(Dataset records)
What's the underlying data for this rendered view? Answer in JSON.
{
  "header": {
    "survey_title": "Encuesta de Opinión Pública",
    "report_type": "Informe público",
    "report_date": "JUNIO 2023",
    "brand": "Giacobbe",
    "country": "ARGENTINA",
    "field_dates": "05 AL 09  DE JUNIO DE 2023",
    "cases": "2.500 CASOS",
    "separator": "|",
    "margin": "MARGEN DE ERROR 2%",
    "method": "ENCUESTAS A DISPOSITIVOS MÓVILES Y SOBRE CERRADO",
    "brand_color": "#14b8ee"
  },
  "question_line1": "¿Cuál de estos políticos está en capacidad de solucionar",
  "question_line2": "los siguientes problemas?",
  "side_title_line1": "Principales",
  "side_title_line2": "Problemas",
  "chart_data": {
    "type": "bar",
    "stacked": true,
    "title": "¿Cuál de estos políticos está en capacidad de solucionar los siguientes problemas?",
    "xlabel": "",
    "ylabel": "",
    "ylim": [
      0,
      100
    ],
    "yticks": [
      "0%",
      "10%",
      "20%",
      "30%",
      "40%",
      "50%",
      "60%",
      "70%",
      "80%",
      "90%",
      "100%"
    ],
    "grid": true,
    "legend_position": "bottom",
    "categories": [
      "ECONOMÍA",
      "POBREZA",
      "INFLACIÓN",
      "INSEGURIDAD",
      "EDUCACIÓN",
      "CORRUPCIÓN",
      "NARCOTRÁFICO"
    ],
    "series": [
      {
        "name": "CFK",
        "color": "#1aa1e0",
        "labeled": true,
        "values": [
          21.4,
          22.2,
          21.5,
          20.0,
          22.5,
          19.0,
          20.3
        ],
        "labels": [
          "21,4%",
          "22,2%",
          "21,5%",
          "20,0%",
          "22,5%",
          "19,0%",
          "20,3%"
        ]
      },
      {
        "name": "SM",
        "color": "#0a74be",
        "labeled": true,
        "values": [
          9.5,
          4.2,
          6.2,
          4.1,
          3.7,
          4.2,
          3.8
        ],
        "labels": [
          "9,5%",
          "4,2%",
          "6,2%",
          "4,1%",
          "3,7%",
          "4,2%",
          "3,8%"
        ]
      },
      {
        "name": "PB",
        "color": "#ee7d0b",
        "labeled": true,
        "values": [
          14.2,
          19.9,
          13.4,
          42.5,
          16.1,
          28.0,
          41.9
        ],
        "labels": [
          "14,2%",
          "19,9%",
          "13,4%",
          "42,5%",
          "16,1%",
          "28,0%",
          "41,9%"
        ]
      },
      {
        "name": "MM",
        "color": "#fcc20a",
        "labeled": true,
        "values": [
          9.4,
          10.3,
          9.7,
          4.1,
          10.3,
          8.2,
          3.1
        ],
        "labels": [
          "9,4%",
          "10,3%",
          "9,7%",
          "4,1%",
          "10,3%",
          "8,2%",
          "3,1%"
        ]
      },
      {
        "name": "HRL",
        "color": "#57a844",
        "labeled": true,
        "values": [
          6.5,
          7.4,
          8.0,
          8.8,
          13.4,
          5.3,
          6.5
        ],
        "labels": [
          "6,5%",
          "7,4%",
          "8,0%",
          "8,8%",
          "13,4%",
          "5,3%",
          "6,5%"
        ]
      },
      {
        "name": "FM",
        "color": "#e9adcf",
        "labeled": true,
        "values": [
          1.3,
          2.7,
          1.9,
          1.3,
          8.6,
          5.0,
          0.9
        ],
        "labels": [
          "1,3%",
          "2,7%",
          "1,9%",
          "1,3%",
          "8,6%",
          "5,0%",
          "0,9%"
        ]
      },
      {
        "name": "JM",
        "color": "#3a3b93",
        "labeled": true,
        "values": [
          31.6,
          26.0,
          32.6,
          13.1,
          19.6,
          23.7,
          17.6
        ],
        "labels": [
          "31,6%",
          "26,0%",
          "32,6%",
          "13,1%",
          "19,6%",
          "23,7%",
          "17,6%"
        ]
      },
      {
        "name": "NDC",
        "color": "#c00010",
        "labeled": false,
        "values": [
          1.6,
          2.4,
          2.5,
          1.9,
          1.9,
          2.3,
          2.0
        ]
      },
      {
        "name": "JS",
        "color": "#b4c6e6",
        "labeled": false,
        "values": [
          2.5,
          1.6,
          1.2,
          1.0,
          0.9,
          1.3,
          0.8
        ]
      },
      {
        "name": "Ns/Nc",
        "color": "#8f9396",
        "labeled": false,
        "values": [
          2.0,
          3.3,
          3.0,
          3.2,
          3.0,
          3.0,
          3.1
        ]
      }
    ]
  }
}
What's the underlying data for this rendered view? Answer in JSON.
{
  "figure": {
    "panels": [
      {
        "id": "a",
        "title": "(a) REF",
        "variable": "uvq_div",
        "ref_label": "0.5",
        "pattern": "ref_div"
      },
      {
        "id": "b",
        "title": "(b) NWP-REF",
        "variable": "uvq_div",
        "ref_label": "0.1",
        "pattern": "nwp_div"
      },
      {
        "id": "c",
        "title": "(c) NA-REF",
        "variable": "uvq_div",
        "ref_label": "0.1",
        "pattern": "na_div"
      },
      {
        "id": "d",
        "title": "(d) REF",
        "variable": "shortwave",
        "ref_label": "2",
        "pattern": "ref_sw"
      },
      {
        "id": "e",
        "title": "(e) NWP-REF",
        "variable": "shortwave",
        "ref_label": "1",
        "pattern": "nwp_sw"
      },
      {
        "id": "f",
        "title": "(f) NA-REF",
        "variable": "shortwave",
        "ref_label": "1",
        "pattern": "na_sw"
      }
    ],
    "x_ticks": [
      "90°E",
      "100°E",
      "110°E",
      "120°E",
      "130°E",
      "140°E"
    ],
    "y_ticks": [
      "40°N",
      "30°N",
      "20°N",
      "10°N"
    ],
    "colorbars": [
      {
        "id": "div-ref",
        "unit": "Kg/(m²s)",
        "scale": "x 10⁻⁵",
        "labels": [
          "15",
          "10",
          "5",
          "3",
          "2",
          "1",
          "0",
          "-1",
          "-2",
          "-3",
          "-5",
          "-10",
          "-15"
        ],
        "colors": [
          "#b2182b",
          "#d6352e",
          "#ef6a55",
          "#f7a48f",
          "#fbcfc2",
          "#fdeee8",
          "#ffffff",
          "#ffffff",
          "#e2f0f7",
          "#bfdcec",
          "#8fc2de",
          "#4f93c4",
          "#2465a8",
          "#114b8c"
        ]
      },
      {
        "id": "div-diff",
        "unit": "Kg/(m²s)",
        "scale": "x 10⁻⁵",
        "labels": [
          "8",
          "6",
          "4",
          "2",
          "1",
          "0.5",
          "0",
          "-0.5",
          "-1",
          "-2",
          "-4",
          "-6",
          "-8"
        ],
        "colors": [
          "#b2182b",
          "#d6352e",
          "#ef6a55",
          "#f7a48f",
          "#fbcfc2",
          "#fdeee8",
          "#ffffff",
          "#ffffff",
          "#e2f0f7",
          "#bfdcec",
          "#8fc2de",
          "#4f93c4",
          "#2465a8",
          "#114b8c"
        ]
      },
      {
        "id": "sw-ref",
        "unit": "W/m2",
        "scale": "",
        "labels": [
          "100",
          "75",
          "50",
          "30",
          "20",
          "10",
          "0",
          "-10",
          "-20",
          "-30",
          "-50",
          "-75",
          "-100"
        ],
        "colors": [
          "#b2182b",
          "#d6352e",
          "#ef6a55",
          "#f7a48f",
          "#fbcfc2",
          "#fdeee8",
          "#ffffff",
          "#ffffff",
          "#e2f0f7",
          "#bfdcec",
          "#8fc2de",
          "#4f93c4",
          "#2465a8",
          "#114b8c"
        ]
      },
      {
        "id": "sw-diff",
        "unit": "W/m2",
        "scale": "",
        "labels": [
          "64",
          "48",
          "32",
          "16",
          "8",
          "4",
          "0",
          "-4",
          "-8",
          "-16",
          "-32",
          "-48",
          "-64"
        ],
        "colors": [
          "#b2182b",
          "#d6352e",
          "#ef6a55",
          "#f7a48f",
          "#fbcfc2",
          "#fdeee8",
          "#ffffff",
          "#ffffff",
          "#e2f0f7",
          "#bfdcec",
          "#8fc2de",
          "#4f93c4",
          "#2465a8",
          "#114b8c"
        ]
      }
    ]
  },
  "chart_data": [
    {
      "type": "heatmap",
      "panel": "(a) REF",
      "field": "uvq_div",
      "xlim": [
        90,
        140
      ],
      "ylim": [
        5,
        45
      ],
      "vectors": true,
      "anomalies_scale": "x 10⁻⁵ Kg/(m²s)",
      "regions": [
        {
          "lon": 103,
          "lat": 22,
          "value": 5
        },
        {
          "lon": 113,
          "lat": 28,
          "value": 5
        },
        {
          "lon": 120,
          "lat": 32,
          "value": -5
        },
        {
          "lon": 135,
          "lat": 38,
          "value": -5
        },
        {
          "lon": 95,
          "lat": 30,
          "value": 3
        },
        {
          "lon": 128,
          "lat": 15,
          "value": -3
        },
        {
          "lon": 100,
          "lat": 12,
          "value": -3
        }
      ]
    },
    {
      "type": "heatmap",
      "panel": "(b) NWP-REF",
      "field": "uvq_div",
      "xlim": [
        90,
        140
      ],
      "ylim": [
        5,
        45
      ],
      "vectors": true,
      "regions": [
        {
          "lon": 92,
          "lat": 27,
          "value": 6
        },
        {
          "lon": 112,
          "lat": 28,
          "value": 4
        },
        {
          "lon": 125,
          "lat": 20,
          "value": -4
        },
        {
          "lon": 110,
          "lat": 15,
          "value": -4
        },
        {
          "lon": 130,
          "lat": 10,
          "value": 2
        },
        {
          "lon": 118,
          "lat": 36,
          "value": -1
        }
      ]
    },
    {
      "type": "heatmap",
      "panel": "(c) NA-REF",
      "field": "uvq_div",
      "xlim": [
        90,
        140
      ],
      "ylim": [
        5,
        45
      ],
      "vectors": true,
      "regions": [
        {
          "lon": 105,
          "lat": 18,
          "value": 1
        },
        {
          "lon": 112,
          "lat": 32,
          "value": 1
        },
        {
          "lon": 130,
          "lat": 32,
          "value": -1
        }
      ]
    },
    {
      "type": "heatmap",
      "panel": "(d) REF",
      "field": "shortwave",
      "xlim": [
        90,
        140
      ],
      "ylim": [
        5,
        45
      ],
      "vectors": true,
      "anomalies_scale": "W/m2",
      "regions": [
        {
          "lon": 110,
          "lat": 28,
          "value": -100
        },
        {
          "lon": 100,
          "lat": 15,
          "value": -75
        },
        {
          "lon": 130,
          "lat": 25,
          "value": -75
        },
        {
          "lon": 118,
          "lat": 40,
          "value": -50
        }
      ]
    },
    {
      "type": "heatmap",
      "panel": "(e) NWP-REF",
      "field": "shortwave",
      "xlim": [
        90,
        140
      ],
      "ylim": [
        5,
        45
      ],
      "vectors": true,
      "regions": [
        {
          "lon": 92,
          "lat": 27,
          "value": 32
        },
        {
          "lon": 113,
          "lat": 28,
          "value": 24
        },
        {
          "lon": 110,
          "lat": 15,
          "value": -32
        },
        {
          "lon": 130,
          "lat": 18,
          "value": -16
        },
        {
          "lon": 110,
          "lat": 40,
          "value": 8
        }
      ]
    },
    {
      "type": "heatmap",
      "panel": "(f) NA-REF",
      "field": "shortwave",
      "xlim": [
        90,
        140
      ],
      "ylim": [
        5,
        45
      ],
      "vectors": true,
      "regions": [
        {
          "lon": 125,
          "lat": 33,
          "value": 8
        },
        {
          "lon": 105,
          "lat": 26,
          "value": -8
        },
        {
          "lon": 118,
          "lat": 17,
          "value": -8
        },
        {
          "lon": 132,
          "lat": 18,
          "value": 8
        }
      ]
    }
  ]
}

■ **Written problem**
Filter the entries down to the lines containing "estos". Copy each of those lines.

■ **Answer to the problem**
  "question_line1": "¿Cuál de estos políticos está en capacidad de solucionar",
    "title": "¿Cuál de estos políticos está en capacidad de solucionar los siguientes problemas?",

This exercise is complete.